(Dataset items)

+-------+

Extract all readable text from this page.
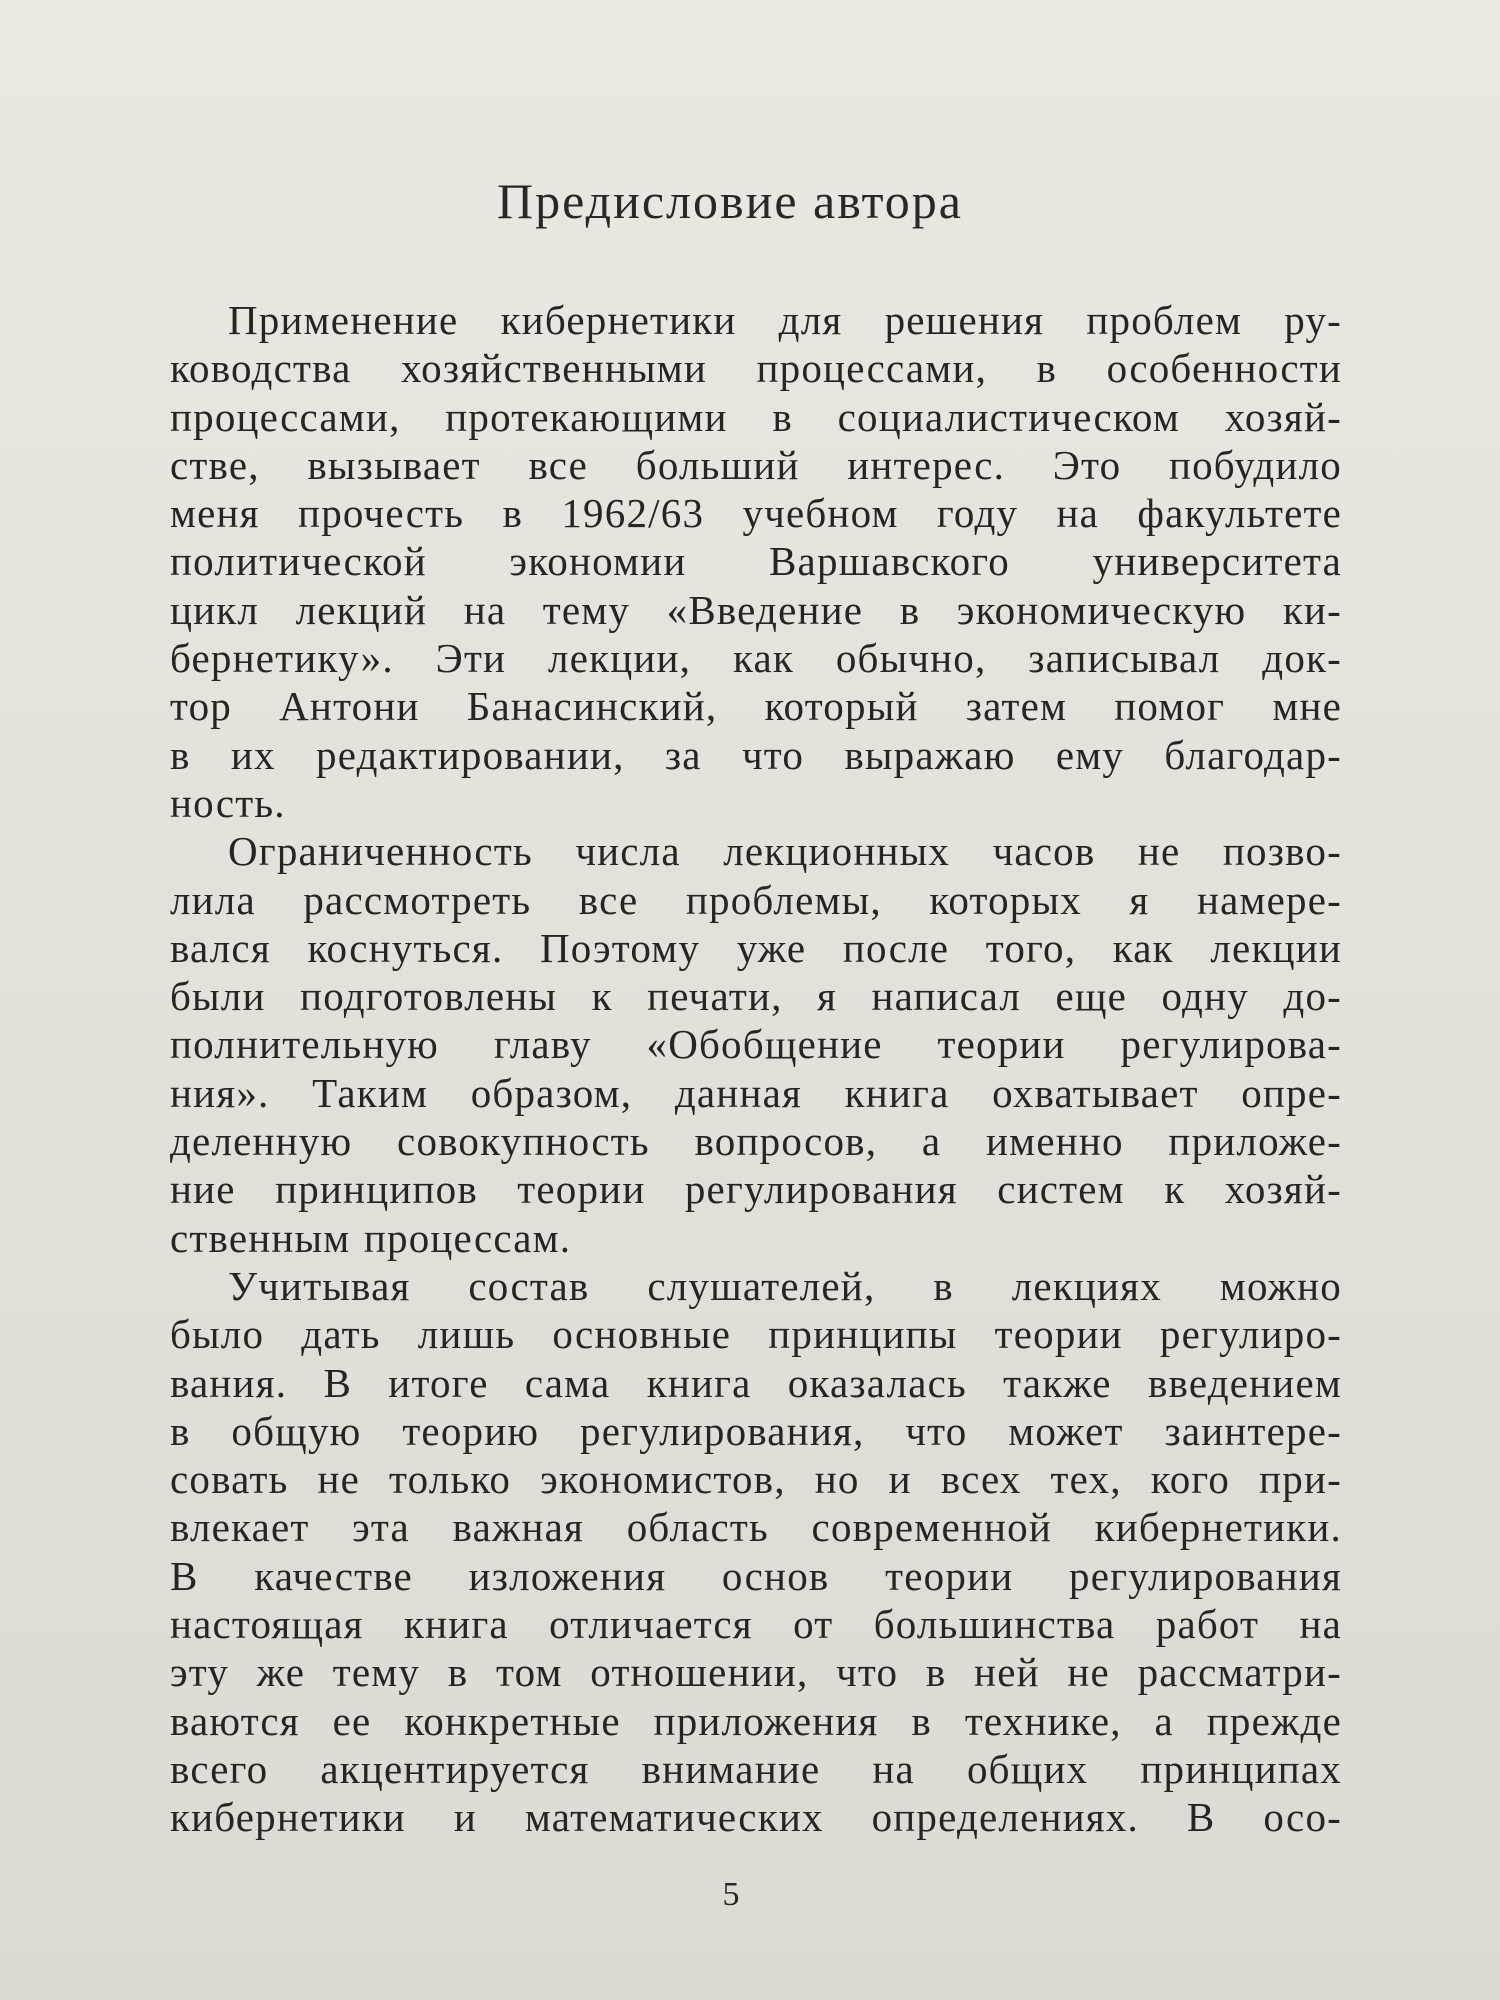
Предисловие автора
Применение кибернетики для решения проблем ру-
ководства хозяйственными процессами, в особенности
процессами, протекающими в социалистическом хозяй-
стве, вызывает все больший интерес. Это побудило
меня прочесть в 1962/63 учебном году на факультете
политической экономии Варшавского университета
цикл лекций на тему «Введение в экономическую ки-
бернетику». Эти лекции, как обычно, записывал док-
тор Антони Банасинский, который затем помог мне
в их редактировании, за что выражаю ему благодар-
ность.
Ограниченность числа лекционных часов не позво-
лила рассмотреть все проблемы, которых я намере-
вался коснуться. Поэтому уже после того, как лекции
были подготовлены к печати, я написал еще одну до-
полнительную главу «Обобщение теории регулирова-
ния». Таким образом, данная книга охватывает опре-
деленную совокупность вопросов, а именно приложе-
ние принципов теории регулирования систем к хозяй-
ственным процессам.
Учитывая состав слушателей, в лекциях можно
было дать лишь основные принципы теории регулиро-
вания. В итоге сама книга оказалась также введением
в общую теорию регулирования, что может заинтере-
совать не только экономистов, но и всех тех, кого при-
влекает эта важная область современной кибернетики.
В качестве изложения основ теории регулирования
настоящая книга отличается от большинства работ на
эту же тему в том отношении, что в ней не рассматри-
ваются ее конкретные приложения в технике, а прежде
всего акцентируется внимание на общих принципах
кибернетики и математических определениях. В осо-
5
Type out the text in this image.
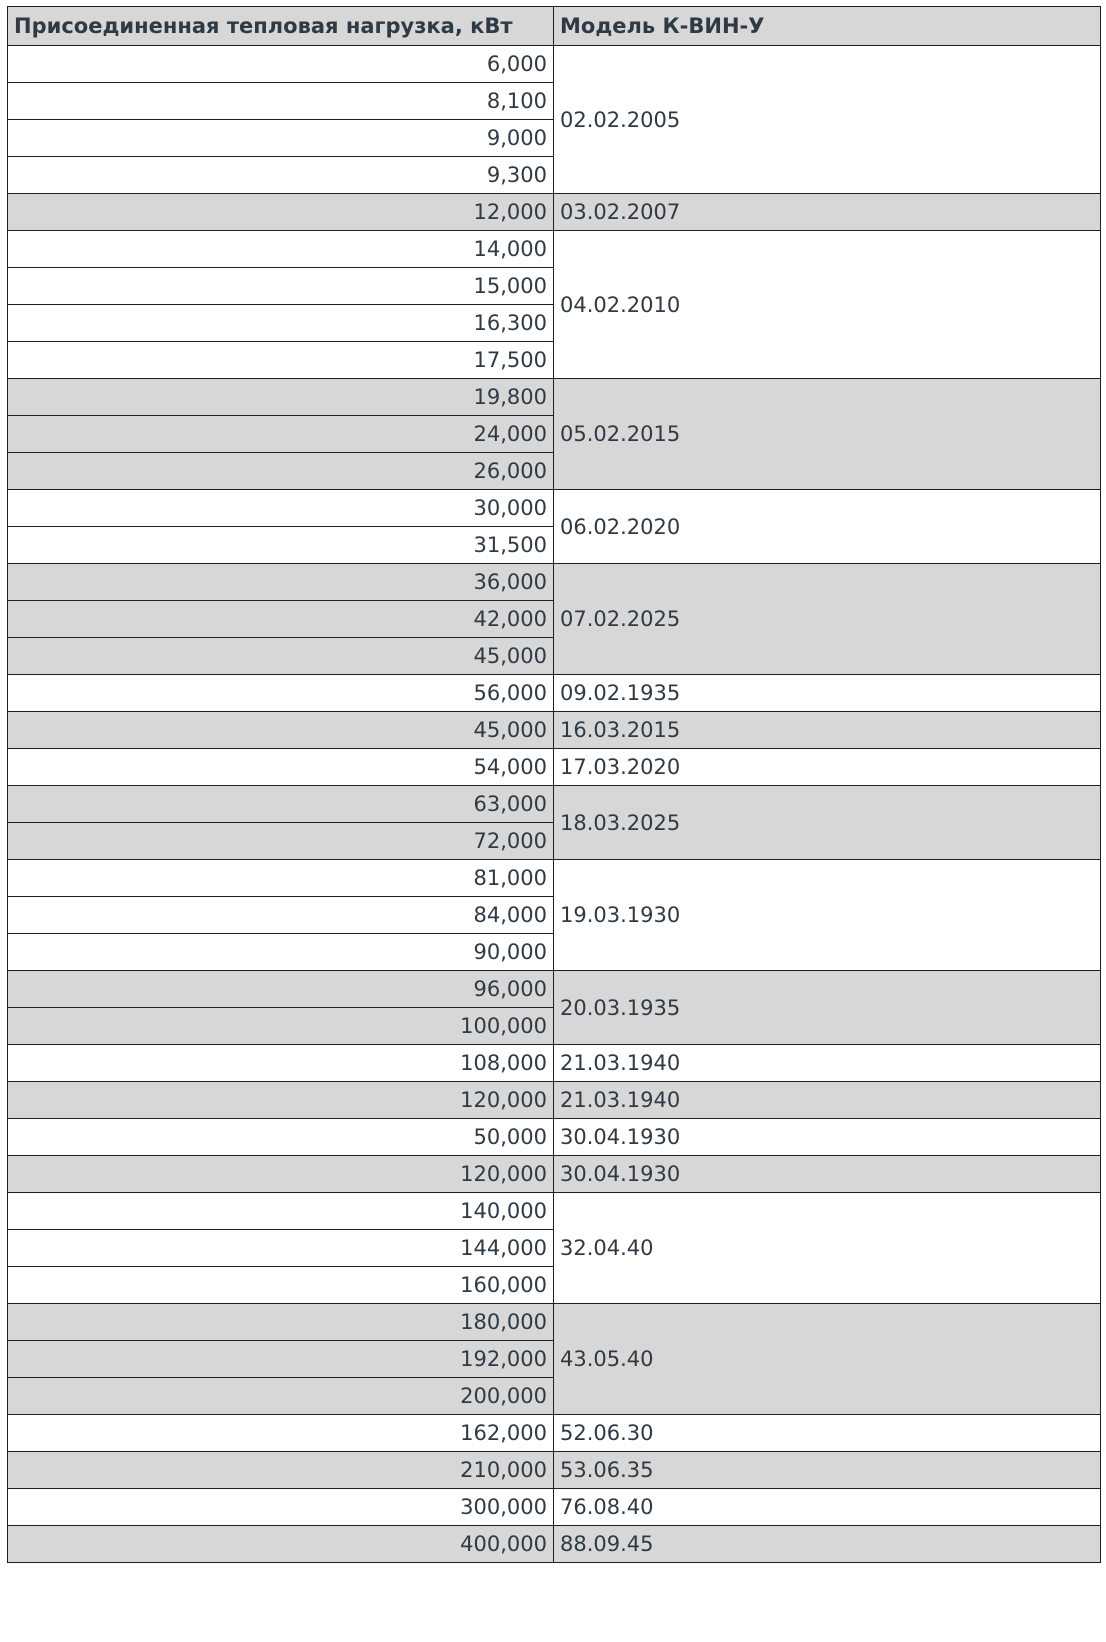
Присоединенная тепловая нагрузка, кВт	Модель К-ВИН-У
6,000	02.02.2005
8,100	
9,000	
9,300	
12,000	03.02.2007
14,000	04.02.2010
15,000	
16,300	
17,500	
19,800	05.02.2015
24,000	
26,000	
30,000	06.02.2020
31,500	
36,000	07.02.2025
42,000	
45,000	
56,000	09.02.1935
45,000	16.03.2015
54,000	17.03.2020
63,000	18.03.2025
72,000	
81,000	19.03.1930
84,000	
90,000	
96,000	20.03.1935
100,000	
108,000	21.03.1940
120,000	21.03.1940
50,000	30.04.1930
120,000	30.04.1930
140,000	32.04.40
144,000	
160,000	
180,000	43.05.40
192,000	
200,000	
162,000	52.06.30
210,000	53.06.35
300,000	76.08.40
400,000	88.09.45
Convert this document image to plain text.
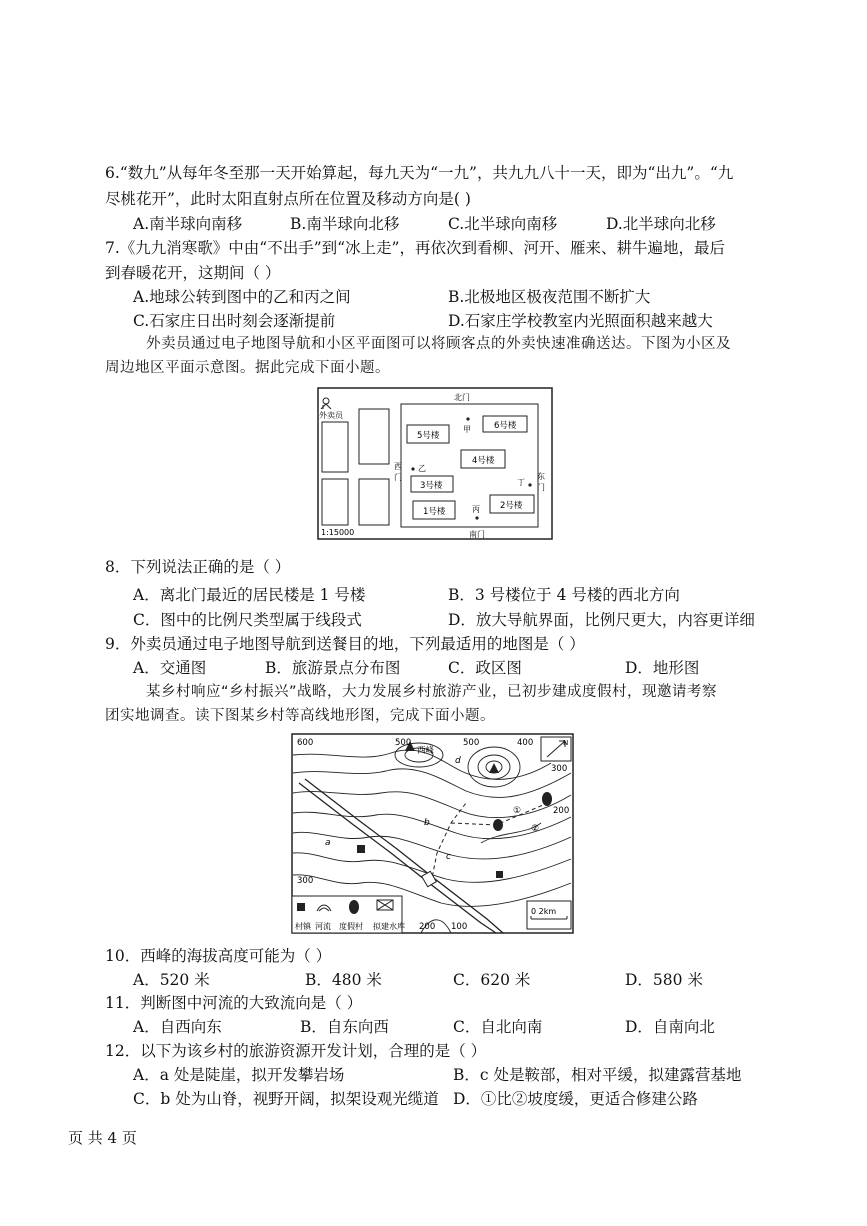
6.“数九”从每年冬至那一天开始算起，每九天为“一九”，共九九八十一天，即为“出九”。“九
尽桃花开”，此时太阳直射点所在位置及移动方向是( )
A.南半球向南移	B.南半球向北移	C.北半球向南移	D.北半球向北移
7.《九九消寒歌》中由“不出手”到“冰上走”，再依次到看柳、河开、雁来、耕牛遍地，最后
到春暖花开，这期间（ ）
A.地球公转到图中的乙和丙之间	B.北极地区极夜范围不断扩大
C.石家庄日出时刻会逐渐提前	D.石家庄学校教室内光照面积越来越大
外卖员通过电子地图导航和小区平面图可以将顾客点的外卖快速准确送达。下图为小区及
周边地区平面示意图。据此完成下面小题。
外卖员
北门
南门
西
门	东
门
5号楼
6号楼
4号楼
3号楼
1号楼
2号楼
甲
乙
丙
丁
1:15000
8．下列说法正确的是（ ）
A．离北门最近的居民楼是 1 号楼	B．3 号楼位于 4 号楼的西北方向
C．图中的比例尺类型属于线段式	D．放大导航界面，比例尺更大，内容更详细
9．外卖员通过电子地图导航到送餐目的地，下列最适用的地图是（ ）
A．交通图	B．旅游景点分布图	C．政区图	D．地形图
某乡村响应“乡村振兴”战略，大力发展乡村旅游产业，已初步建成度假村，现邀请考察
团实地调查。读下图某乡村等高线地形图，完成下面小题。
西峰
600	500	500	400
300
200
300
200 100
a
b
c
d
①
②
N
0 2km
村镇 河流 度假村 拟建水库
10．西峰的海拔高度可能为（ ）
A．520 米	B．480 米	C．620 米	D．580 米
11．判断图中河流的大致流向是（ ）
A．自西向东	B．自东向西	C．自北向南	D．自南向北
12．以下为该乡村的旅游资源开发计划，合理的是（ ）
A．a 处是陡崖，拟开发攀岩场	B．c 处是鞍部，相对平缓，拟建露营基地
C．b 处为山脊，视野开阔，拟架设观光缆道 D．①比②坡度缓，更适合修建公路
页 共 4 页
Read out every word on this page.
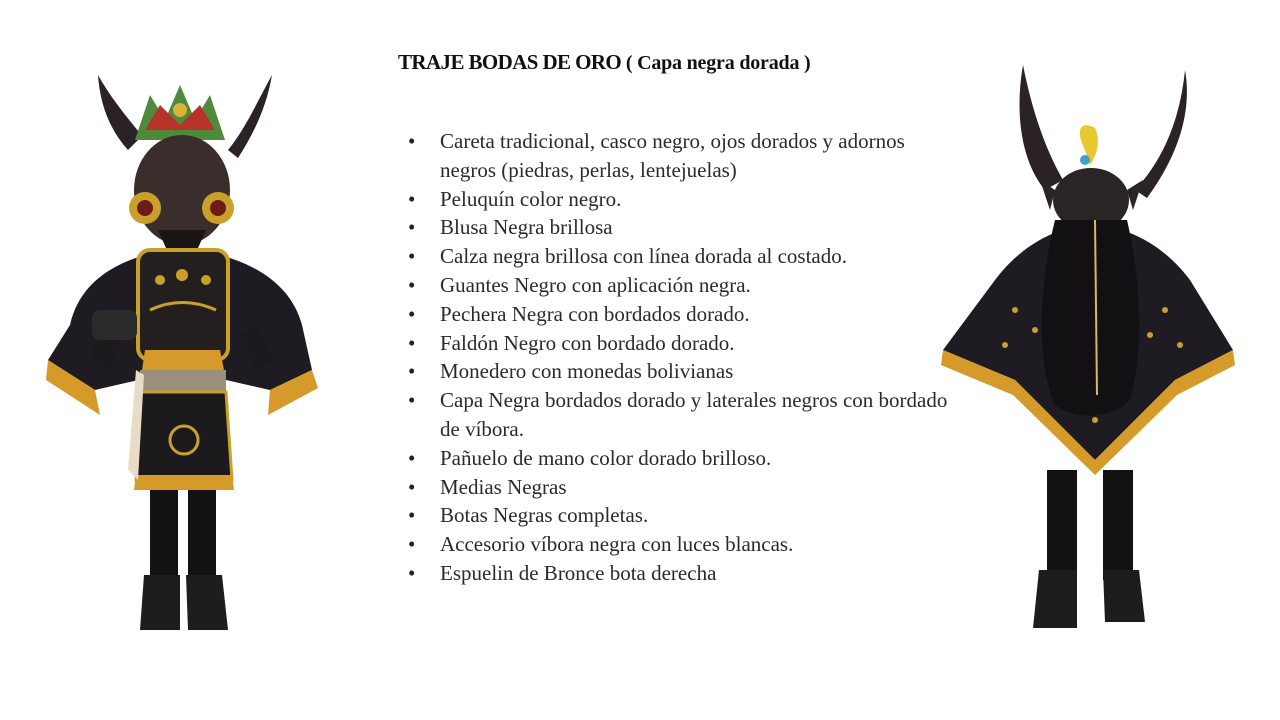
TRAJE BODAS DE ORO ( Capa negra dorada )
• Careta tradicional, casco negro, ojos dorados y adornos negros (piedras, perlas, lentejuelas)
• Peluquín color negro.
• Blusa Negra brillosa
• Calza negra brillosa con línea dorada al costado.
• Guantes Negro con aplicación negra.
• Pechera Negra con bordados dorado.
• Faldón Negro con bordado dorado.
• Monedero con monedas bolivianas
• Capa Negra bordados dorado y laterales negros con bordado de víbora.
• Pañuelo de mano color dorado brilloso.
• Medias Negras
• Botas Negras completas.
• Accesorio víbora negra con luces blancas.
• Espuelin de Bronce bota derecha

+-------+

CHALLENGE:
Repeat every record above exactly, but leave out any pictures.

ANSWER:
Extract all readable text from this page.
Предисловие автора
Применение кибернетики для решения проблем ру-
ководства хозяйственными процессами, в особенности
процессами, протекающими в социалистическом хозяй-
стве, вызывает все больший интерес. Это побудило
меня прочесть в 1962/63 учебном году на факультете
политической экономии Варшавского университета
цикл лекций на тему «Введение в экономическую ки-
бернетику». Эти лекции, как обычно, записывал док-
тор Антони Банасинский, который затем помог мне
в их редактировании, за что выражаю ему благодар-
ность.
Ограниченность числа лекционных часов не позво-
лила рассмотреть все проблемы, которых я намере-
вался коснуться. Поэтому уже после того, как лекции
были подготовлены к печати, я написал еще одну до-
полнительную главу «Обобщение теории регулирова-
ния». Таким образом, данная книга охватывает опре-
деленную совокупность вопросов, а именно приложе-
ние принципов теории регулирования систем к хозяй-
ственным процессам.
Учитывая состав слушателей, в лекциях можно
было дать лишь основные принципы теории регулиро-
вания. В итоге сама книга оказалась также введением
в общую теорию регулирования, что может заинтере-
совать не только экономистов, но и всех тех, кого при-
влекает эта важная область современной кибернетики.
В качестве изложения основ теории регулирования
настоящая книга отличается от большинства работ на
эту же тему в том отношении, что в ней не рассматри-
ваются ее конкретные приложения в технике, а прежде
всего акцентируется внимание на общих принципах
кибернетики и математических определениях. В осо-
5
Type out the text in this image.
Присоединенная тепловая нагрузка, кВт	Модель К-ВИН-У
6,000	02.02.2005
8,100	
9,000	
9,300	
12,000	03.02.2007
14,000	04.02.2010
15,000	
16,300	
17,500	
19,800	05.02.2015
24,000	
26,000	
30,000	06.02.2020
31,500	
36,000	07.02.2025
42,000	
45,000	
56,000	09.02.1935
45,000	16.03.2015
54,000	17.03.2020
63,000	18.03.2025
72,000	
81,000	19.03.1930
84,000	
90,000	
96,000	20.03.1935
100,000	
108,000	21.03.1940
120,000	21.03.1940
50,000	30.04.1930
120,000	30.04.1930
140,000	32.04.40
144,000	
160,000	
180,000	43.05.40
192,000	
200,000	
162,000	52.06.30
210,000	53.06.35
300,000	76.08.40
400,000	88.09.45
Convert this document image to plain text.
6.“数九”从每年冬至那一天开始算起，每九天为“一九”，共九九八十一天，即为“出九”。“九
尽桃花开”，此时太阳直射点所在位置及移动方向是( )
A.南半球向南移	B.南半球向北移	C.北半球向南移	D.北半球向北移
7.《九九消寒歌》中由“不出手”到“冰上走”，再依次到看柳、河开、雁来、耕牛遍地，最后
到春暖花开，这期间（ ）
A.地球公转到图中的乙和丙之间	B.北极地区极夜范围不断扩大
C.石家庄日出时刻会逐渐提前	D.石家庄学校教室内光照面积越来越大
外卖员通过电子地图导航和小区平面图可以将顾客点的外卖快速准确送达。下图为小区及
周边地区平面示意图。据此完成下面小题。
外卖员
北门
南门
西
门	东
门
5号楼
6号楼
4号楼
3号楼
1号楼
2号楼
甲
乙
丙
丁
1:15000
8．下列说法正确的是（ ）
A．离北门最近的居民楼是 1 号楼	B．3 号楼位于 4 号楼的西北方向
C．图中的比例尺类型属于线段式	D．放大导航界面，比例尺更大，内容更详细
9．外卖员通过电子地图导航到送餐目的地，下列最适用的地图是（ ）
A．交通图	B．旅游景点分布图	C．政区图	D．地形图
某乡村响应“乡村振兴”战略，大力发展乡村旅游产业，已初步建成度假村，现邀请考察
团实地调查。读下图某乡村等高线地形图，完成下面小题。
西峰
600	500	500	400
300
200
300
200 100
a
b
c
d
①
②
N
0 2km
村镇 河流 度假村 拟建水库
10．西峰的海拔高度可能为（ ）
A．520 米	B．480 米	C．620 米	D．580 米
11．判断图中河流的大致流向是（ ）
A．自西向东	B．自东向西	C．自北向南	D．自南向北
12．以下为该乡村的旅游资源开发计划，合理的是（ ）
A．a 处是陡崖，拟开发攀岩场	B．c 处是鞍部，相对平缓，拟建露营基地
C．b 处为山脊，视野开阔，拟架设观光缆道 D．①比②坡度缓，更适合修建公路
页 共 4 页
Read out every word on this page.
TRAJE BODAS DE ORO ( Capa negra dorada )
• Careta tradicional, casco negro, ojos dorados y adornos negros (piedras, perlas, lentejuelas)
• Peluquín color negro.
• Blusa Negra brillosa
• Calza negra brillosa con línea dorada al costado.
• Guantes Negro con aplicación negra.
• Pechera Negra con bordados dorado.
• Faldón Negro con bordado dorado.
• Monedero con monedas bolivianas
• Capa Negra bordados dorado y laterales negros con bordado de víbora.
• Pañuelo de mano color dorado brilloso.
• Medias Negras
• Botas Negras completas.
• Accesorio víbora negra con luces blancas.
• Espuelin de Bronce bota derecha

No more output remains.